§ EXERCISE DATA:
****************

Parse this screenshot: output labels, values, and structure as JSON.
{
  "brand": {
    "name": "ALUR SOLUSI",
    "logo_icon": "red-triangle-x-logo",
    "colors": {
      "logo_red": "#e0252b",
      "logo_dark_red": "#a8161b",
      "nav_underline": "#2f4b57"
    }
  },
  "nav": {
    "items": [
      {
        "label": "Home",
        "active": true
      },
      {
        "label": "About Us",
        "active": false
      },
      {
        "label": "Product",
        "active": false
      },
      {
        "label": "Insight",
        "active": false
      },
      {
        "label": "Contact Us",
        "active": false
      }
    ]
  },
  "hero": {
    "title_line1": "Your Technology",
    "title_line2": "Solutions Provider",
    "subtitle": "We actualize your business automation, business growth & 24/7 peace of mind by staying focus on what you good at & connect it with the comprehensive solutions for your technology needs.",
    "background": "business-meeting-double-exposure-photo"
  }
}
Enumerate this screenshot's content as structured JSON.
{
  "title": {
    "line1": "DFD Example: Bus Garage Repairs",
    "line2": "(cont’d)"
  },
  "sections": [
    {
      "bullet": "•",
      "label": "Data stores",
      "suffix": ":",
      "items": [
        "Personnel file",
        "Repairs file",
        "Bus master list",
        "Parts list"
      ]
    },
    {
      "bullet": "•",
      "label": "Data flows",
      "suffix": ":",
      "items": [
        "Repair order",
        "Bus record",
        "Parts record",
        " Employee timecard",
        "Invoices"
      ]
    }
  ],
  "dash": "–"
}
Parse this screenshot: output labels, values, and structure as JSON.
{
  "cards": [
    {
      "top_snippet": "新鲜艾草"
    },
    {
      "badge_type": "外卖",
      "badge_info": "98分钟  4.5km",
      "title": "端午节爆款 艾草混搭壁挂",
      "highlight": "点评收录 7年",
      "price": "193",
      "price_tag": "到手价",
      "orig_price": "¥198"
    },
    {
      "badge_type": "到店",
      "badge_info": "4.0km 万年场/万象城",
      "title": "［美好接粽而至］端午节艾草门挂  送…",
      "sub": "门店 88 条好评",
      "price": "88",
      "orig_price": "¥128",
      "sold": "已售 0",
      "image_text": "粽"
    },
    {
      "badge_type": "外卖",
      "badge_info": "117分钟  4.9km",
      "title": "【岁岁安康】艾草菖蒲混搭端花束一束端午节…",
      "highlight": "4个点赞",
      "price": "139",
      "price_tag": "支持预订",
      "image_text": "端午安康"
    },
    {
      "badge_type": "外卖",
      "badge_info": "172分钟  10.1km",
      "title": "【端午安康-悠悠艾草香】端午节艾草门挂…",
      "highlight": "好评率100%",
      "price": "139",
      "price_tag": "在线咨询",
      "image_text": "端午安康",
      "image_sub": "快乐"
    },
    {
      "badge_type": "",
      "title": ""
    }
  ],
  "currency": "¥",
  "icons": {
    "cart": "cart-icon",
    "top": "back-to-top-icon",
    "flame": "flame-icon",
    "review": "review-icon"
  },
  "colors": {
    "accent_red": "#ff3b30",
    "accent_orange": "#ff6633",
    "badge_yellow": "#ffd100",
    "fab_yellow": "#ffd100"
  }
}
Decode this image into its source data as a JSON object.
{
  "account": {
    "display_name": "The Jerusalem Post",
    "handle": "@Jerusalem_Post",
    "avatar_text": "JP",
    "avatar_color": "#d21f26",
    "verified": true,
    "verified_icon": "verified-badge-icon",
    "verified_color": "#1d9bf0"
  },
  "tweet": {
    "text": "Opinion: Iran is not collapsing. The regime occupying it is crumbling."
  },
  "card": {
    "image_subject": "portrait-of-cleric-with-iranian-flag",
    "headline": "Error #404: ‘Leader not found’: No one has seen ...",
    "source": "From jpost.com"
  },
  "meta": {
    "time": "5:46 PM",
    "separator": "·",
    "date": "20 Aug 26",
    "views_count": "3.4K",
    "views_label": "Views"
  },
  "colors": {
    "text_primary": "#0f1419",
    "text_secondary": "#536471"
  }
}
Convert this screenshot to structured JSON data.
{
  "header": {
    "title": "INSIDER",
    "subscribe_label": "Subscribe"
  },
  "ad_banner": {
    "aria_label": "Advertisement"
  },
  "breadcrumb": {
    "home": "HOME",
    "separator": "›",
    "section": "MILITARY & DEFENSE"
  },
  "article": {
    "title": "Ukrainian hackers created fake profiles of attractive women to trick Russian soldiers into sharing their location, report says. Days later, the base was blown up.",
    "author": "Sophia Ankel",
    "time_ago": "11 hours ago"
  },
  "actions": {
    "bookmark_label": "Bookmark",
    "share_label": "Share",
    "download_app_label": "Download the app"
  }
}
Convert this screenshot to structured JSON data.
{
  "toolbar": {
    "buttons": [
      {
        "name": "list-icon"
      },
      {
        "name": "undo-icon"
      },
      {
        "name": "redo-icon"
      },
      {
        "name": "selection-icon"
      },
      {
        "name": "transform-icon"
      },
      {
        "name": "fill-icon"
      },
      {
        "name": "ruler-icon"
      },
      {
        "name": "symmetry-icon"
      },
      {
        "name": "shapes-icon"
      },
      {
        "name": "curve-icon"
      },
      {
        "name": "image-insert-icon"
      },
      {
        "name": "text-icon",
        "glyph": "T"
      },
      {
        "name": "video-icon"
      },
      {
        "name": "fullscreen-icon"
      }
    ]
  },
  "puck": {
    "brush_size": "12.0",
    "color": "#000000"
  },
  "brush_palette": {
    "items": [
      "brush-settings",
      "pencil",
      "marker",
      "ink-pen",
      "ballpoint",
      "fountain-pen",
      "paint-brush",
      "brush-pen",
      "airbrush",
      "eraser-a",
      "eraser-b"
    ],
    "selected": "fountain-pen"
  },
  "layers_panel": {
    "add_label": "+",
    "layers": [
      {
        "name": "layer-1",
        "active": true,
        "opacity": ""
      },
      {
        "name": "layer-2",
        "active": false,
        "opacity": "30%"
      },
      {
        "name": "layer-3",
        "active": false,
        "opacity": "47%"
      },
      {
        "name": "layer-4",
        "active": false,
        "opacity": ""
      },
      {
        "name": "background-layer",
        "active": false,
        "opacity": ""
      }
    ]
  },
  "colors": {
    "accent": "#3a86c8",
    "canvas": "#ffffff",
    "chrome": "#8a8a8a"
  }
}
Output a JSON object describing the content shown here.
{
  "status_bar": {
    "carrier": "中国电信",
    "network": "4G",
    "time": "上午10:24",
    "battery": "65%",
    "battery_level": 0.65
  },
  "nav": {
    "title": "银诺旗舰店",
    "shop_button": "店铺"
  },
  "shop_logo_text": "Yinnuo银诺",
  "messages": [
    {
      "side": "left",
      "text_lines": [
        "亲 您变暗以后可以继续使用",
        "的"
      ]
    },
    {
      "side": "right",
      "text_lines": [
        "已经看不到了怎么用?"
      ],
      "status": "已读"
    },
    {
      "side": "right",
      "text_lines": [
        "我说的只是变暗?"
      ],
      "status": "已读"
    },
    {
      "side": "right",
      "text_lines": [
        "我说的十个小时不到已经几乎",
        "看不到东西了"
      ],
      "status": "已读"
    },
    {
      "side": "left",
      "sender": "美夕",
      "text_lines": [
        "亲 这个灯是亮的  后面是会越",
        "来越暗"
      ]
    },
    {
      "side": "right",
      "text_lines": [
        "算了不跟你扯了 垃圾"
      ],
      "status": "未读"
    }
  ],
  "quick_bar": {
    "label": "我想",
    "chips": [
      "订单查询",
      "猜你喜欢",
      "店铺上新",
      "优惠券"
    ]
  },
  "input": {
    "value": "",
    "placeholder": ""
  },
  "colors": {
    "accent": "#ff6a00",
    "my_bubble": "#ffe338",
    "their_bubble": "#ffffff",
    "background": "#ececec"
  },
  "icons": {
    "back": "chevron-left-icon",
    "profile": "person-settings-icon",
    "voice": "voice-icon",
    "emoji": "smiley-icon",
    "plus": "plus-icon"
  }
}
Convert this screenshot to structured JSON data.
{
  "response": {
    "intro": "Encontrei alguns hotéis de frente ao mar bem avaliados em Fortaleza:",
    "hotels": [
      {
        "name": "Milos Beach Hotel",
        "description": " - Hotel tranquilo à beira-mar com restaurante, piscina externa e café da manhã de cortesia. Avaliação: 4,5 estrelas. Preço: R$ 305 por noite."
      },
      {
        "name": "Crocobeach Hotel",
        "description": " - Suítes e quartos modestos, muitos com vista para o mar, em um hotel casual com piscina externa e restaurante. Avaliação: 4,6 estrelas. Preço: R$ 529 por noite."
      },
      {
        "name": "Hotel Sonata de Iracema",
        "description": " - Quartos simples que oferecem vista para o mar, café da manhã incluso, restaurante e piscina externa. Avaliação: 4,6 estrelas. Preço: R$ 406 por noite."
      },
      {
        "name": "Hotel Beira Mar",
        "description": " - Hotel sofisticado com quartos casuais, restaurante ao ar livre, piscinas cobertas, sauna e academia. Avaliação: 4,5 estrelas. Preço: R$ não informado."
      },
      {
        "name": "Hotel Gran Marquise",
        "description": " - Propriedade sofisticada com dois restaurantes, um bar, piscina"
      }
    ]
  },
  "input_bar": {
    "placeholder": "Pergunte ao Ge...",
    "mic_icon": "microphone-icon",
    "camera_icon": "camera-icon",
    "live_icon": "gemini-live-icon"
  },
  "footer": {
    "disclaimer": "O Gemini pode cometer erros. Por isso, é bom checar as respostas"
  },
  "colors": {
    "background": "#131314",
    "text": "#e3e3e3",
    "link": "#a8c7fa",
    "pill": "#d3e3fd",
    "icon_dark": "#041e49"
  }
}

****************

§ DIRECTIONS FOR THIS TASK:
Gather up, from the records above, each line where the word "background" appears.

§ TASK ANSWER:
    "background": "business-meeting-double-exposure-photo"
        "name": "background-layer",
    "background": "#ececec"
    "background": "#131314",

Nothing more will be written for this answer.